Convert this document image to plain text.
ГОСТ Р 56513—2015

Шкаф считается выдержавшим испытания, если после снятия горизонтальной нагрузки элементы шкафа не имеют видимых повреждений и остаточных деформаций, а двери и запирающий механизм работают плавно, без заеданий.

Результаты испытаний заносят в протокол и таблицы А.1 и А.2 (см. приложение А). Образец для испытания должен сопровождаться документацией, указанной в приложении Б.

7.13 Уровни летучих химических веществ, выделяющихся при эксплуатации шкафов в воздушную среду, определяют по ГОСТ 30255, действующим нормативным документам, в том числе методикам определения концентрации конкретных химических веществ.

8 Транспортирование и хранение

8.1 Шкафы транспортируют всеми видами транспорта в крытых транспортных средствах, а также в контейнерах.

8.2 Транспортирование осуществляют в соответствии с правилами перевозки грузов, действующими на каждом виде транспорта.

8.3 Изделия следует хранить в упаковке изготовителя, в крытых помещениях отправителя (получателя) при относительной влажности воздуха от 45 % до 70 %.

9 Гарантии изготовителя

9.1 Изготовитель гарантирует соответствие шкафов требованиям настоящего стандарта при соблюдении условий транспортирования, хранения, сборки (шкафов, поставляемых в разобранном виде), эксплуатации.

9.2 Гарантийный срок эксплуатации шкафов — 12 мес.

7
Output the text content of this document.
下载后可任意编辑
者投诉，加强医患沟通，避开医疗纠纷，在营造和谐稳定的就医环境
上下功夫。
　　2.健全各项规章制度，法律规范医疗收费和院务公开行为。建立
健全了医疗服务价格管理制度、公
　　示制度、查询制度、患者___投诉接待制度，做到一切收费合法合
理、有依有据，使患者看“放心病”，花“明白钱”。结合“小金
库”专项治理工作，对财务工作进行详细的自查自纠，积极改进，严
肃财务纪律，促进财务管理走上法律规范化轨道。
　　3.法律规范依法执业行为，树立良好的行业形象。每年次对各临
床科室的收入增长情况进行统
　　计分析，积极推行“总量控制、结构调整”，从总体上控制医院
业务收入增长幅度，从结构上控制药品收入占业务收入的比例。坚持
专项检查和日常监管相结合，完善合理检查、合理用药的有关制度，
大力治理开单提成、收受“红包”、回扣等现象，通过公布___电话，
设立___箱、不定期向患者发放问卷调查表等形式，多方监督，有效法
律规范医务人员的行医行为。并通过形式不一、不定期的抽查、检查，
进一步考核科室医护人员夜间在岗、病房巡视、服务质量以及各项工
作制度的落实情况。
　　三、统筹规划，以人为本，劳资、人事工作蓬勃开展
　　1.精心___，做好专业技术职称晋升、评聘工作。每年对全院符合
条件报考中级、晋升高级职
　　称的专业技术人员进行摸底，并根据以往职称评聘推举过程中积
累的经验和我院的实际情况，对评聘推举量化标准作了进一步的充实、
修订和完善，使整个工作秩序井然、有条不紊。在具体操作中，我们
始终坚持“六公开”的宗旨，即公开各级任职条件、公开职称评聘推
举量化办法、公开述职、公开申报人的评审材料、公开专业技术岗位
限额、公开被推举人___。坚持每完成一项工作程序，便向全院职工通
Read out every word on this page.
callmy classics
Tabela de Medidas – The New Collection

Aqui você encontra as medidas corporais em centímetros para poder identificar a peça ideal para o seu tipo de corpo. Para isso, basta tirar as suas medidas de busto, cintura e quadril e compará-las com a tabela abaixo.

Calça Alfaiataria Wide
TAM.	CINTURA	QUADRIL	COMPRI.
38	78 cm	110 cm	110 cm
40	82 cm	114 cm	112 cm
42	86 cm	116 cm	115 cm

************

▸ **PROBLEM**
Looking at the records above, work out how many lines include the string "this". Give the number and nothing else.

▸ **EXERCISE OUTPUT**
3